■ To be done
Every record must be repeated exactly, with no omission.

■ Structured figure records
-=-=-

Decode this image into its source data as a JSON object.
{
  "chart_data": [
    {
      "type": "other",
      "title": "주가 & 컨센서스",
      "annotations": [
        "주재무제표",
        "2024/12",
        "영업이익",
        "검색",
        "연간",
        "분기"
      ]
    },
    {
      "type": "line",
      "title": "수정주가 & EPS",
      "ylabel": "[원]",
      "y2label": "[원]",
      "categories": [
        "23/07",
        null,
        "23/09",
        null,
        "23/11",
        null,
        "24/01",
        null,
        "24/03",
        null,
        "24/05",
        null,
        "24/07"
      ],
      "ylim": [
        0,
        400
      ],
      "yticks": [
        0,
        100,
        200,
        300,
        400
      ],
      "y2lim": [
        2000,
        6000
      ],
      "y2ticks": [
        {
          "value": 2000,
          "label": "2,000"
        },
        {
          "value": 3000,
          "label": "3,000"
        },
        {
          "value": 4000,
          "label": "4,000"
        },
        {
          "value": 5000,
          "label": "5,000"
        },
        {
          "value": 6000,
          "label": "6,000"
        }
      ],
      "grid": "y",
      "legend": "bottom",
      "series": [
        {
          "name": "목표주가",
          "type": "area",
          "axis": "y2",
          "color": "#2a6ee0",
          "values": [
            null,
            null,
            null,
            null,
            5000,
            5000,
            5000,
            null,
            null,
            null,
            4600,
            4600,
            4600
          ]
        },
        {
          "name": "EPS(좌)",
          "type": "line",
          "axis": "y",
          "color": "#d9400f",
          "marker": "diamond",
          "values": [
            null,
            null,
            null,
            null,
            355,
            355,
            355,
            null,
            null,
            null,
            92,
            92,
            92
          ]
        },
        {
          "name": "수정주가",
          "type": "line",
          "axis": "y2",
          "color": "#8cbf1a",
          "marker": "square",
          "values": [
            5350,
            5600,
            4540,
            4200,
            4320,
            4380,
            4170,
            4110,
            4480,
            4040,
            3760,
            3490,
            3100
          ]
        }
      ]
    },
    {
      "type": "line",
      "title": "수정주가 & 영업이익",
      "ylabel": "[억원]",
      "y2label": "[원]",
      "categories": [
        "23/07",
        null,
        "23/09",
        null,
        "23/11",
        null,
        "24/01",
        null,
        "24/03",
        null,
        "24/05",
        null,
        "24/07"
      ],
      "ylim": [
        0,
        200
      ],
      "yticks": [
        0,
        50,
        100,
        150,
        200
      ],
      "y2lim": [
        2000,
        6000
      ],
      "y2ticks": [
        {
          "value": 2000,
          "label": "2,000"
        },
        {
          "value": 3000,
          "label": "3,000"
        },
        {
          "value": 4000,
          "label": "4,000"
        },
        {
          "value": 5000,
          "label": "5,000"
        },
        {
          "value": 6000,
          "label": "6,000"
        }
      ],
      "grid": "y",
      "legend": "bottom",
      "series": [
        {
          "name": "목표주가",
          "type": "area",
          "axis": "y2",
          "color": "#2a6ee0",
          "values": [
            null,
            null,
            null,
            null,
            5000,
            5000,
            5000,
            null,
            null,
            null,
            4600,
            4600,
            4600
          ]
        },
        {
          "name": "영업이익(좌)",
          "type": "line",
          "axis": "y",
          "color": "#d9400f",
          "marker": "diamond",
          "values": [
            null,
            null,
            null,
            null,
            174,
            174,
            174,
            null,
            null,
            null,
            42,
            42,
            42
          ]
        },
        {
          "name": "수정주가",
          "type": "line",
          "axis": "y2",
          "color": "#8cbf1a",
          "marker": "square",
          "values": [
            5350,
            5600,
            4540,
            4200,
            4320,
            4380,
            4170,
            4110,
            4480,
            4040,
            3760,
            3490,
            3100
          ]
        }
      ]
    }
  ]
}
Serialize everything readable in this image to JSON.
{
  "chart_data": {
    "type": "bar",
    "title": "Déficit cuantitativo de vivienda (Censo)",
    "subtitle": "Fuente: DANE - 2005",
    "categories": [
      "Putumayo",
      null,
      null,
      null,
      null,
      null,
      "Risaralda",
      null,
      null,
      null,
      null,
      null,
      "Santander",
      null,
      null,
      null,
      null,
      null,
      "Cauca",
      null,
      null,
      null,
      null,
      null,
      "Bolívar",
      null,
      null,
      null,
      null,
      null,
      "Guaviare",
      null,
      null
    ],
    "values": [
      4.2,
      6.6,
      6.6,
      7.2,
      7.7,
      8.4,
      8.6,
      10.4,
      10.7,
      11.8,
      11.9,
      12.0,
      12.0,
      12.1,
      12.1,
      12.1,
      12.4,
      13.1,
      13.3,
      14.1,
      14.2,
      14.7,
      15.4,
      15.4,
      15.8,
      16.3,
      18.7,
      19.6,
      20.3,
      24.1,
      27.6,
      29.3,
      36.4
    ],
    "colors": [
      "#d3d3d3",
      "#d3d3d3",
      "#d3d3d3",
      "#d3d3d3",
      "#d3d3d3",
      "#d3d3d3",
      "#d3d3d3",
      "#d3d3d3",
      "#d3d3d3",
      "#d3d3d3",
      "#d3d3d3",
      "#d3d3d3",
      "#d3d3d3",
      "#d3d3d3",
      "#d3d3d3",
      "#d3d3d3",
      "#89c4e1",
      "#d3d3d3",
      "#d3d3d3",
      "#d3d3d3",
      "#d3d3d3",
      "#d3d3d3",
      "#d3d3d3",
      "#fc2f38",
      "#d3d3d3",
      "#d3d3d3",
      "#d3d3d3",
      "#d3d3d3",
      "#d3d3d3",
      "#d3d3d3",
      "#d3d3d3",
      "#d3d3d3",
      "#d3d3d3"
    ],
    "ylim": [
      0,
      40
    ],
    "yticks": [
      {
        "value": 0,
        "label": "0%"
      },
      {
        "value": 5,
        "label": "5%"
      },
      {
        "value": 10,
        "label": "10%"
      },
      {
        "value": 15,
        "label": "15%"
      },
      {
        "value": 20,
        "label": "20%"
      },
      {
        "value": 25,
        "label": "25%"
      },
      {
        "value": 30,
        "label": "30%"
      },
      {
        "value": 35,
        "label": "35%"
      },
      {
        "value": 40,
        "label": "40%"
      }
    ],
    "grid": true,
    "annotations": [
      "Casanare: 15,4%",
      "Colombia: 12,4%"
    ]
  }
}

-=-=-

■ Correct result
Decode this image into its source data as a JSON object.
{
  "chart_data": [
    {
      "type": "other",
      "title": "주가 & 컨센서스",
      "annotations": [
        "주재무제표",
        "2024/12",
        "영업이익",
        "검색",
        "연간",
        "분기"
      ]
    },
    {
      "type": "line",
      "title": "수정주가 & EPS",
      "ylabel": "[원]",
      "y2label": "[원]",
      "categories": [
        "23/07",
        null,
        "23/09",
        null,
        "23/11",
        null,
        "24/01",
        null,
        "24/03",
        null,
        "24/05",
        null,
        "24/07"
      ],
      "ylim": [
        0,
        400
      ],
      "yticks": [
        0,
        100,
        200,
        300,
        400
      ],
      "y2lim": [
        2000,
        6000
      ],
      "y2ticks": [
        {
          "value": 2000,
          "label": "2,000"
        },
        {
          "value": 3000,
          "label": "3,000"
        },
        {
          "value": 4000,
          "label": "4,000"
        },
        {
          "value": 5000,
          "label": "5,000"
        },
        {
          "value": 6000,
          "label": "6,000"
        }
      ],
      "grid": "y",
      "legend": "bottom",
      "series": [
        {
          "name": "목표주가",
          "type": "area",
          "axis": "y2",
          "color": "#2a6ee0",
          "values": [
            null,
            null,
            null,
            null,
            5000,
            5000,
            5000,
            null,
            null,
            null,
            4600,
            4600,
            4600
          ]
        },
        {
          "name": "EPS(좌)",
          "type": "line",
          "axis": "y",
          "color": "#d9400f",
          "marker": "diamond",
          "values": [
            null,
            null,
            null,
            null,
            355,
            355,
            355,
            null,
            null,
            null,
            92,
            92,
            92
          ]
        },
        {
          "name": "수정주가",
          "type": "line",
          "axis": "y2",
          "color": "#8cbf1a",
          "marker": "square",
          "values": [
            5350,
            5600,
            4540,
            4200,
            4320,
            4380,
            4170,
            4110,
            4480,
            4040,
            3760,
            3490,
            3100
          ]
        }
      ]
    },
    {
      "type": "line",
      "title": "수정주가 & 영업이익",
      "ylabel": "[억원]",
      "y2label": "[원]",
      "categories": [
        "23/07",
        null,
        "23/09",
        null,
        "23/11",
        null,
        "24/01",
        null,
        "24/03",
        null,
        "24/05",
        null,
        "24/07"
      ],
      "ylim": [
        0,
        200
      ],
      "yticks": [
        0,
        50,
        100,
        150,
        200
      ],
      "y2lim": [
        2000,
        6000
      ],
      "y2ticks": [
        {
          "value": 2000,
          "label": "2,000"
        },
        {
          "value": 3000,
          "label": "3,000"
        },
        {
          "value": 4000,
          "label": "4,000"
        },
        {
          "value": 5000,
          "label": "5,000"
        },
        {
          "value": 6000,
          "label": "6,000"
        }
      ],
      "grid": "y",
      "legend": "bottom",
      "series": [
        {
          "name": "목표주가",
          "type": "area",
          "axis": "y2",
          "color": "#2a6ee0",
          "values": [
            null,
            null,
            null,
            null,
            5000,
            5000,
            5000,
            null,
            null,
            null,
            4600,
            4600,
            4600
          ]
        },
        {
          "name": "영업이익(좌)",
          "type": "line",
          "axis": "y",
          "color": "#d9400f",
          "marker": "diamond",
          "values": [
            null,
            null,
            null,
            null,
            174,
            174,
            174,
            null,
            null,
            null,
            42,
            42,
            42
          ]
        },
        {
          "name": "수정주가",
          "type": "line",
          "axis": "y2",
          "color": "#8cbf1a",
          "marker": "square",
          "values": [
            5350,
            5600,
            4540,
            4200,
            4320,
            4380,
            4170,
            4110,
            4480,
            4040,
            3760,
            3490,
            3100
          ]
        }
      ]
    }
  ]
}
Serialize everything readable in this image to JSON.
{
  "chart_data": {
    "type": "bar",
    "title": "Déficit cuantitativo de vivienda (Censo)",
    "subtitle": "Fuente: DANE - 2005",
    "categories": [
      "Putumayo",
      null,
      null,
      null,
      null,
      null,
      "Risaralda",
      null,
      null,
      null,
      null,
      null,
      "Santander",
      null,
      null,
      null,
      null,
      null,
      "Cauca",
      null,
      null,
      null,
      null,
      null,
      "Bolívar",
      null,
      null,
      null,
      null,
      null,
      "Guaviare",
      null,
      null
    ],
    "values": [
      4.2,
      6.6,
      6.6,
      7.2,
      7.7,
      8.4,
      8.6,
      10.4,
      10.7,
      11.8,
      11.9,
      12.0,
      12.0,
      12.1,
      12.1,
      12.1,
      12.4,
      13.1,
      13.3,
      14.1,
      14.2,
      14.7,
      15.4,
      15.4,
      15.8,
      16.3,
      18.7,
      19.6,
      20.3,
      24.1,
      27.6,
      29.3,
      36.4
    ],
    "colors": [
      "#d3d3d3",
      "#d3d3d3",
      "#d3d3d3",
      "#d3d3d3",
      "#d3d3d3",
      "#d3d3d3",
      "#d3d3d3",
      "#d3d3d3",
      "#d3d3d3",
      "#d3d3d3",
      "#d3d3d3",
      "#d3d3d3",
      "#d3d3d3",
      "#d3d3d3",
      "#d3d3d3",
      "#d3d3d3",
      "#89c4e1",
      "#d3d3d3",
      "#d3d3d3",
      "#d3d3d3",
      "#d3d3d3",
      "#d3d3d3",
      "#d3d3d3",
      "#fc2f38",
      "#d3d3d3",
      "#d3d3d3",
      "#d3d3d3",
      "#d3d3d3",
      "#d3d3d3",
      "#d3d3d3",
      "#d3d3d3",
      "#d3d3d3",
      "#d3d3d3"
    ],
    "ylim": [
      0,
      40
    ],
    "yticks": [
      {
        "value": 0,
        "label": "0%"
      },
      {
        "value": 5,
        "label": "5%"
      },
      {
        "value": 10,
        "label": "10%"
      },
      {
        "value": 15,
        "label": "15%"
      },
      {
        "value": 20,
        "label": "20%"
      },
      {
        "value": 25,
        "label": "25%"
      },
      {
        "value": 30,
        "label": "30%"
      },
      {
        "value": 35,
        "label": "35%"
      },
      {
        "value": 40,
        "label": "40%"
      }
    ],
    "grid": true,
    "annotations": [
      "Casanare: 15,4%",
      "Colombia: 12,4%"
    ]
  }
}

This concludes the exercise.